### Text segment
Curtis Heaphy

Personal information
- Full name: Curtis George Heaphy
- Born: 28 July 2003 (age 22) Palmerston North, New Zealand
- Batting: Right-handed
- Role: Wicket-keeper batsman

Domestic team information
- 2022/23–present: Central Districts
- FC debut: 5 November 2022 Central Districts v Northern Districts
- LA debut: 29 November 2023 Central Districts v Canterbury

Career statistics
| Competition | FC | LA | T20 |
| Matches | 27 | 32 | 22 |
| Runs scored | 1849 | 1222 | 388 |
| Batting average | 44.02 | 53.13 | 25.86 |
| 100s/50s | 4/11 | 3/7 | 0/2 |
| Top score | 190 | 142 | 78 |
| Catches/stumpings | 22/0 | 16/0 | 4/0 |
- Source: CricInfo, 21 March 2026

= Curtis Heaphy =

New Zealand cricketer

Curtis George Heaphy (born 28 July 2003) is a New Zealand cricketer, who is a right-handed wicket-keeper batsman. He plays for Central Districts cricket team in domestic cricket.

== Early life ==
Born in Palmerston North on 28 July 2003, Heaphy was educated at Huntley School and Palmerston North Boys' High School, and is Māori of Ngāi Tahu descent. He started playing cricket at about the age of 7, and represented Palmerston North Boys' High School in inter-school competitions. He was named the Central Districts under-19 player of the year for 2020–21 and 2021–22 seasons. In November 2022, he was named in the New Zealand men's development squad for their matches against domestic A teams.
######
### Given data
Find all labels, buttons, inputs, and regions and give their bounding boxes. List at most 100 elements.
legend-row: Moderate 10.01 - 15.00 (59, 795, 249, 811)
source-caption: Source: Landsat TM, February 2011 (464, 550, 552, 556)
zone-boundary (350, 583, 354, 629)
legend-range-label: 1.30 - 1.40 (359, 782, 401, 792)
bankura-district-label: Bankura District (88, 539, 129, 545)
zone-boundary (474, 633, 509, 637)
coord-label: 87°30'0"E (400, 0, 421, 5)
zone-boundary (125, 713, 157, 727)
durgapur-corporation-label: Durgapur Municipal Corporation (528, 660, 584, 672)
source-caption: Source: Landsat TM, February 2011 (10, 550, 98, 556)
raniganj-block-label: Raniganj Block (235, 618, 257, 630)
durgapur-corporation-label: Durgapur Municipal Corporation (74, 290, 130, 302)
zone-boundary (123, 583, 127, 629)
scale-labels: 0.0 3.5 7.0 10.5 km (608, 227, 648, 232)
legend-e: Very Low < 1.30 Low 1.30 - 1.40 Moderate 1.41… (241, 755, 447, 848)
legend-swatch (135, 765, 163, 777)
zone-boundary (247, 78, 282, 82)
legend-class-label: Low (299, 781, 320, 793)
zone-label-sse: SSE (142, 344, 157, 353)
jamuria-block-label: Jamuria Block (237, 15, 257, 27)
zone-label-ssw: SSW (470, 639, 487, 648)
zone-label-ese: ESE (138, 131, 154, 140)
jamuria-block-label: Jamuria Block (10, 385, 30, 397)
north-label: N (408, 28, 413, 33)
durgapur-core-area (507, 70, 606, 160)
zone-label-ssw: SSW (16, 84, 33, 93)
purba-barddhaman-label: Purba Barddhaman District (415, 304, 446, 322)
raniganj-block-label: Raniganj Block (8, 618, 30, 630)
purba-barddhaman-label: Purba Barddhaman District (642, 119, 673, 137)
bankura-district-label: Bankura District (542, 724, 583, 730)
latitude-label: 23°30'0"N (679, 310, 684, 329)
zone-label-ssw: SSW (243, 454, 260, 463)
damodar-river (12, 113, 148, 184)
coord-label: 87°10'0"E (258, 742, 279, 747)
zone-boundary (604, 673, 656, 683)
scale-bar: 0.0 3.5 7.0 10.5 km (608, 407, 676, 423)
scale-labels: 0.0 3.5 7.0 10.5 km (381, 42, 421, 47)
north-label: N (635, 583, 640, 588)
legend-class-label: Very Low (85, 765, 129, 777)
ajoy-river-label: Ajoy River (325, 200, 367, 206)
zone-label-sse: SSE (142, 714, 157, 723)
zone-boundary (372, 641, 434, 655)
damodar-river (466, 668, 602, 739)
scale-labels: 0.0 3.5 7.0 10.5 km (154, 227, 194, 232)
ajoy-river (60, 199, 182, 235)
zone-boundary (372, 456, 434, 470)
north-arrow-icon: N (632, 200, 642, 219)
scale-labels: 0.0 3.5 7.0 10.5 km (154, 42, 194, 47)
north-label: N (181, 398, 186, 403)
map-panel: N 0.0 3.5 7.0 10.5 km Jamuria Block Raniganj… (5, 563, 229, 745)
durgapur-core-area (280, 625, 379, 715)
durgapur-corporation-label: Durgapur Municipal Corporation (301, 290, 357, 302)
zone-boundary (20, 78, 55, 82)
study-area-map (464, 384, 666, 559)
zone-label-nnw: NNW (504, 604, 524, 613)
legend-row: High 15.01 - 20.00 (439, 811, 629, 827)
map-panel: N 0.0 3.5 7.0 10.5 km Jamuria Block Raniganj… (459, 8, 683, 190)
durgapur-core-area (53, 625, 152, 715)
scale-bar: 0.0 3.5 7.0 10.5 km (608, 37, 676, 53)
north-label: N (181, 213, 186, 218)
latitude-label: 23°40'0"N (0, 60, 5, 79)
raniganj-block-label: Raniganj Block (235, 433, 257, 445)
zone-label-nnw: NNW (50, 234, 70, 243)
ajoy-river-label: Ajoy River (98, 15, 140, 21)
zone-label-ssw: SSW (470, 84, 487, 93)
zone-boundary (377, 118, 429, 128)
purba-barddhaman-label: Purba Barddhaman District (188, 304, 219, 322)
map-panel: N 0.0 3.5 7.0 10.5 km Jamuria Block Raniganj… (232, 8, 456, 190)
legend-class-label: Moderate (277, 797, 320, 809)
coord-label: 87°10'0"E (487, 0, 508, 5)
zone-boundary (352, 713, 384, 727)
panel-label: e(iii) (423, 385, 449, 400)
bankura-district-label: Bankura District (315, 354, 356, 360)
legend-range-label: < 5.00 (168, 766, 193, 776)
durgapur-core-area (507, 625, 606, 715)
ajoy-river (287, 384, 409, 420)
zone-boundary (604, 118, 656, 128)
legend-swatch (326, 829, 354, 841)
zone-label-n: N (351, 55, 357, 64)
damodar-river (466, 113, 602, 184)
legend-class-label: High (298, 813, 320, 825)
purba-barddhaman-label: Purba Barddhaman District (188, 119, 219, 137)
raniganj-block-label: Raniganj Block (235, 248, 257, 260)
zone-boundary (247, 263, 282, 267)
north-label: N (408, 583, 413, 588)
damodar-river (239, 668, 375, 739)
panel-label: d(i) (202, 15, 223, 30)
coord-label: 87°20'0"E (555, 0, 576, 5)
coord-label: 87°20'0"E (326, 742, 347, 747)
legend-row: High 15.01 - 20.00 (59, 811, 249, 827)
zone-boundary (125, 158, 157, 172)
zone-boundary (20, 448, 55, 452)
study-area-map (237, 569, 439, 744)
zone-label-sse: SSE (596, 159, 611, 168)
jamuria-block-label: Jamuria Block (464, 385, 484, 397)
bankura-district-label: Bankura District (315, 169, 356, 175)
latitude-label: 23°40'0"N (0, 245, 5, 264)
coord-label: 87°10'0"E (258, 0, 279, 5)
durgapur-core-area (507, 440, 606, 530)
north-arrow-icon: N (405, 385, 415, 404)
######
Problems to solve:
A – List each distinct full date (day, month and year) that appears in the Curtis Heaphy text.
B – Continue the Curtis Heaphy biography from the end of its early life section.

Answers for this exercise:
A –
28 July 2003
5 November 2022
29 November 2023
21 March 2026

B –
== Domestic career ==
A right-handed wicket-keeper batsman, Heaphy made his first-class debut for Central Districts on 5 November 2022, against Northern Districts in the 2022–23 Plunket Shield season. In July 2023, he was awarded a full season contract for the first time by Central Districts ahead of the 2023–24 season. He made his List A debut on 29 November 2023, against Canterbury in the 2023–24 Ford Trophy. He made his Twenty20 debut for Central Stags on 22 December 2023, against Northern Brave in the 2023–24 Super Smash. On 9 March 2024, he scored his maiden century in first-class cricket, against Wellington in the 2023–24 Plunket Shield season.